--- PROBLEM REQUIREMENTS ---
Go through the entries below and count the lines where "ICAM" occurs. Give nothing but that number.

+++ DATA LISTING +++

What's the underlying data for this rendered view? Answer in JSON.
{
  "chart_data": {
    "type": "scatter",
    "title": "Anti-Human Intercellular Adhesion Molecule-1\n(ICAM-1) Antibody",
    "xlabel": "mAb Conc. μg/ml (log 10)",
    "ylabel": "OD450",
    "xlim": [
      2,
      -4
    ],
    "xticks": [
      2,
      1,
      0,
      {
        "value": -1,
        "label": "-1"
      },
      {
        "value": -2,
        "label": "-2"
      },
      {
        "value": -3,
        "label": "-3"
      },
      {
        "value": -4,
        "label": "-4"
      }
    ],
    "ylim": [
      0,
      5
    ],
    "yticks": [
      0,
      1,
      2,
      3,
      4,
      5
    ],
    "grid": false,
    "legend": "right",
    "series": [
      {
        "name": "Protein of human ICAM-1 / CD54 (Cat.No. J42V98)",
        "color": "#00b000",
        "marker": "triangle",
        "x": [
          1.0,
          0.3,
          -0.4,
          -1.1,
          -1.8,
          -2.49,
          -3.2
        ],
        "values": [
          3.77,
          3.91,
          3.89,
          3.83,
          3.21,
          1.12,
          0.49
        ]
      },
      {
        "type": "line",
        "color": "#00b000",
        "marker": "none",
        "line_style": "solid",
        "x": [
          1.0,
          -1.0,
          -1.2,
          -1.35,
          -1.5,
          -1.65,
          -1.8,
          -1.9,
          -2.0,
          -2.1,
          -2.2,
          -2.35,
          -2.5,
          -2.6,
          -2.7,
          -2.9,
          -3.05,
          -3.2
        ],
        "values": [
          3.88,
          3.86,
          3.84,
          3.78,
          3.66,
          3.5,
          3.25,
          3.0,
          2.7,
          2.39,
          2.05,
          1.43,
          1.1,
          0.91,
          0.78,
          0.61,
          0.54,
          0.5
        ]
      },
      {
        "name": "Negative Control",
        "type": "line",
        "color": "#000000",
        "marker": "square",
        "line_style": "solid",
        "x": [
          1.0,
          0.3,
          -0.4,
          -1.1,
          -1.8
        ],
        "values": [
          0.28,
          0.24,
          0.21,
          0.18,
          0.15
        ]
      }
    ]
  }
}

+++
+++ DATA LISTING +++

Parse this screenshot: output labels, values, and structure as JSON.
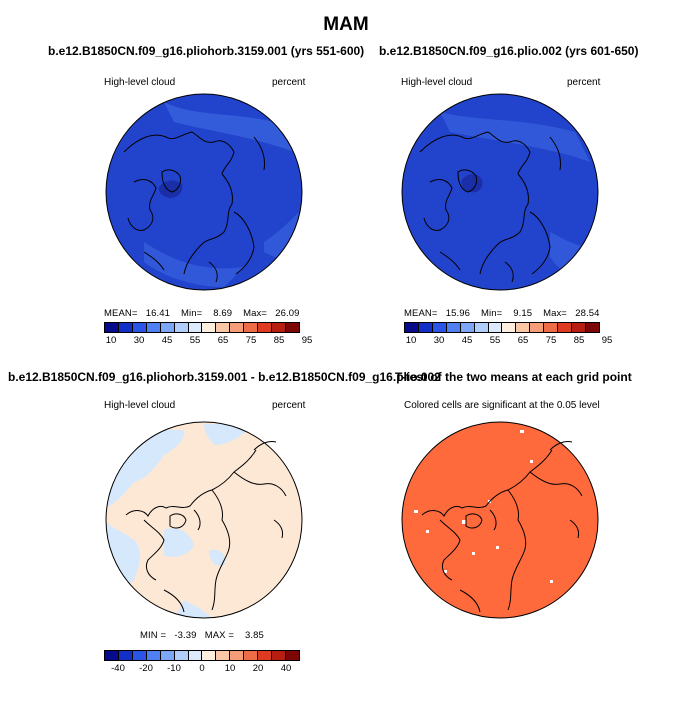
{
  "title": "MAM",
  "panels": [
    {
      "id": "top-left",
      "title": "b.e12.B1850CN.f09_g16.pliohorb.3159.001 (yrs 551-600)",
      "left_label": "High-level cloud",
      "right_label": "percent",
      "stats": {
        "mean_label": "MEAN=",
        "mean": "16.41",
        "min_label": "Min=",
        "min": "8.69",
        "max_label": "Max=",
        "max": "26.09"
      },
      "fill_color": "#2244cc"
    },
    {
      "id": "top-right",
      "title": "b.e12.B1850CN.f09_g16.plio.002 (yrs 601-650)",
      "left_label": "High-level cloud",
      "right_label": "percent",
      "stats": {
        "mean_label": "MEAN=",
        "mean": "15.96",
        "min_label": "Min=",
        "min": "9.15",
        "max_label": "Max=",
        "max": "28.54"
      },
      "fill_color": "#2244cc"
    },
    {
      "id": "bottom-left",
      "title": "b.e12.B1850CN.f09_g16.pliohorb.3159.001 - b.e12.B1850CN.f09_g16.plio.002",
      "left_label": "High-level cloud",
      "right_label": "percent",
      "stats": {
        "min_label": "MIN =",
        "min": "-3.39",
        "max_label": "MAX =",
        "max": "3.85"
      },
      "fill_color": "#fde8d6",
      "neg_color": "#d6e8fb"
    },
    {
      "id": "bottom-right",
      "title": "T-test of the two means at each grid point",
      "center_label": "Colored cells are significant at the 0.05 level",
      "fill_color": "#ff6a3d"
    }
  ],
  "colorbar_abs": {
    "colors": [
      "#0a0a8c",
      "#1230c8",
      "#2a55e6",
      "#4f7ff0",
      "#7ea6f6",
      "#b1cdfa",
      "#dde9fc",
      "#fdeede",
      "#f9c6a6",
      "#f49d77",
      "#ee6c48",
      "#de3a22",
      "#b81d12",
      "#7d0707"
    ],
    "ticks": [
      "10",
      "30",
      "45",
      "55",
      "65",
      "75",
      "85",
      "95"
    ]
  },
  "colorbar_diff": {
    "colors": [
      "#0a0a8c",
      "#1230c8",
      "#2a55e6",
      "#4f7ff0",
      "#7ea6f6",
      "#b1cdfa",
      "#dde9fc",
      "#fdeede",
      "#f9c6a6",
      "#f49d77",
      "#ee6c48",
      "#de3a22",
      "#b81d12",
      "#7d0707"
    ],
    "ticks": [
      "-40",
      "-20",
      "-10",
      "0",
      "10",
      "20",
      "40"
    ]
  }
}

+++

--- RESULT ---
2